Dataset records
===

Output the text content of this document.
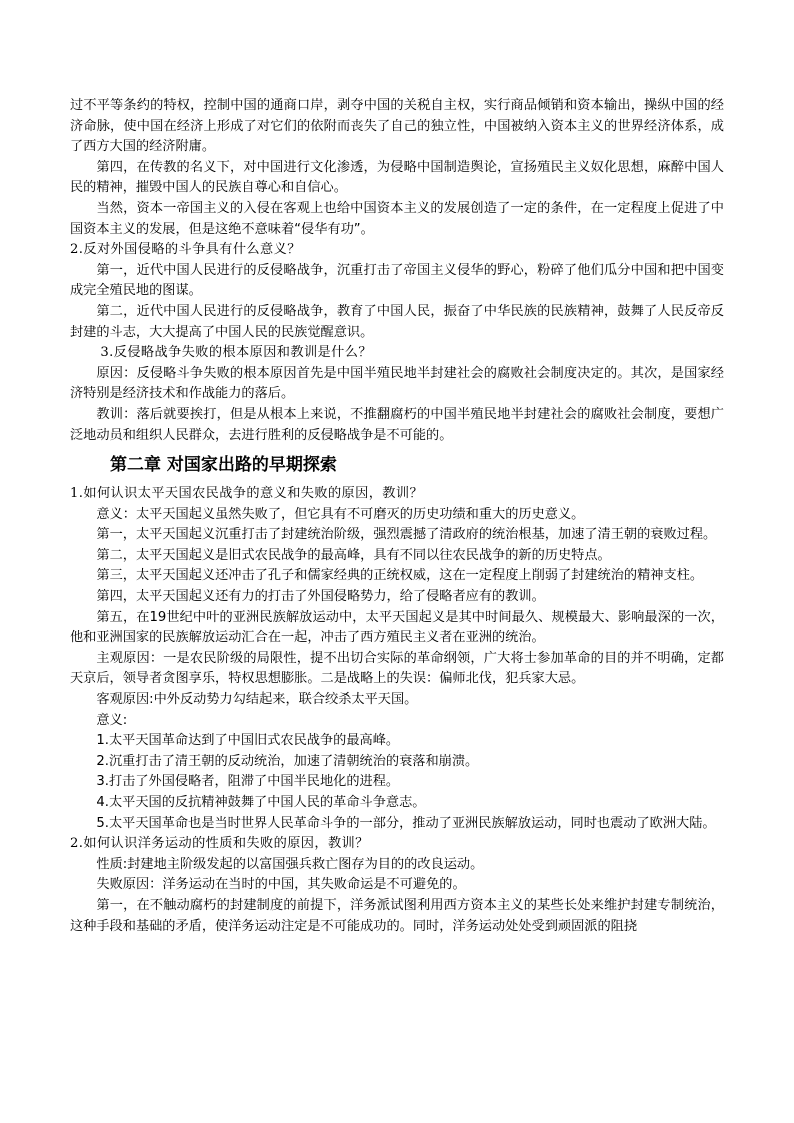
过不平等条约的特权，控制中国的通商口岸，剥夺中国的关税自主权，实行商品倾销和资本输出，操纵中国的经济命脉，使中国在经济上形成了对它们的依附而丧失了自己的独立性，中国被纳入资本主义的世界经济体系，成了西方大国的经济附庸。

第四，在传教的名义下，对中国进行文化渗透，为侵略中国制造舆论，宣扬殖民主义奴化思想，麻醉中国人民的精神，摧毁中国人的民族自尊心和自信心。

当然，资本一帝国主义的入侵在客观上也给中国资本主义的发展创造了一定的条件，在一定程度上促进了中国资本主义的发展，但是这绝不意味着“侵华有功”。

2.反对外国侵略的斗争具有什么意义？

第一，近代中国人民进行的反侵略战争，沉重打击了帝国主义侵华的野心，粉碎了他们瓜分中国和把中国变成完全殖民地的图谋。

第二，近代中国人民进行的反侵略战争，教育了中国人民，振奋了中华民族的民族精神，鼓舞了人民反帝反封建的斗志，大大提高了中国人民的民族觉醒意识。

3.反侵略战争失败的根本原因和教训是什么？

原因：反侵略斗争失败的根本原因首先是中国半殖民地半封建社会的腐败社会制度决定的。其次，是国家经济特别是经济技术和作战能力的落后。

教训：落后就要挨打，但是从根本上来说，不推翻腐朽的中国半殖民地半封建社会的腐败社会制度，要想广泛地动员和组织人民群众，去进行胜利的反侵略战争是不可能的。

第二章 对国家出路的早期探索

1.如何认识太平天国农民战争的意义和失败的原因，教训？

意义：太平天国起义虽然失败了，但它具有不可磨灭的历史功绩和重大的历史意义。

第一，太平天国起义沉重打击了封建统治阶级，强烈震撼了清政府的统治根基，加速了清王朝的衰败过程。

第二，太平天国起义是旧式农民战争的最高峰，具有不同以往农民战争的新的历史特点。

第三，太平天国起义还冲击了孔子和儒家经典的正统权威，这在一定程度上削弱了封建统治的精神支柱。

第四，太平天国起义还有力的打击了外国侵略势力，给了侵略者应有的教训。

第五，在19世纪中叶的亚洲民族解放运动中，太平天国起义是其中时间最久、规模最大、影响最深的一次，他和亚洲国家的民族解放运动汇合在一起，冲击了西方殖民主义者在亚洲的统治。

主观原因：一是农民阶级的局限性，提不出切合实际的革命纲领，广大将士参加革命的目的并不明确，定都天京后，领导者贪图享乐，特权思想膨胀。二是战略上的失误：偏师北伐，犯兵家大忌。

客观原因:中外反动势力勾结起来，联合绞杀太平天国。

意义:

1.太平天国革命达到了中国旧式农民战争的最高峰。

2.沉重打击了清王朝的反动统治，加速了清朝统治的衰落和崩溃。

3.打击了外国侵略者，阻滞了中国半民地化的进程。

4.太平天国的反抗精神鼓舞了中国人民的革命斗争意志。

5.太平天国革命也是当时世界人民革命斗争的一部分，推动了亚洲民族解放运动，同时也震动了欧洲大陆。

2.如何认识洋务运动的性质和失败的原因，教训？

性质:封建地主阶级发起的以富国强兵救亡图存为目的的改良运动。

失败原因：洋务运动在当时的中国，其失败命运是不可避免的。

第一，在不触动腐朽的封建制度的前提下，洋务派试图利用西方资本主义的某些长处来维护封建专制统治，这种手段和基础的矛盾，使洋务运动注定是不可能成功的。同时，洋务运动处处受到顽固派的阻挠
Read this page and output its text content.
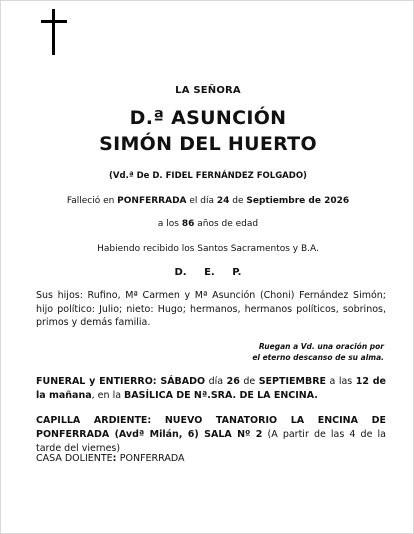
LA SEÑORA
D.ª ASUNCIÓN
SIMÓN DEL HUERTO
(Vd.ª De D. FIDEL FERNÁNDEZ FOLGADO)
Falleció en PONFERRADA el día 24 de Septiembre de 2026
a los 86 años de edad
Habiendo recibido los Santos Sacramentos y B.A.
D. E. P.
Sus hijos: Rufino, Mª Carmen y Mª Asunción (Choni) Fernández Simón; hijo político: Julio; nieto: Hugo; hermanos, hermanos políticos, sobrinos, primos y demás familia.
Ruegan a Vd. una oración por
el eterno descanso de su alma.
FUNERAL y ENTIERRO: SÁBADO día 26 de SEPTIEMBRE a las 12 de la mañana, en la BASÍLICA DE Nª.SRA. DE LA ENCINA.
CAPILLA ARDIENTE: NUEVO TANATORIO LA ENCINA DE PONFERRADA (Avdª Milán, 6) SALA Nº 2 (A partir de las 4 de la tarde del viernes)
CASA DOLIENTE: PONFERRADA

===

* _WRITTEN INSTRUCTION_
The required output is the number of lines containing the word "ENCINA", and nothing besides.

* _PROBLEM SOLUTION_
2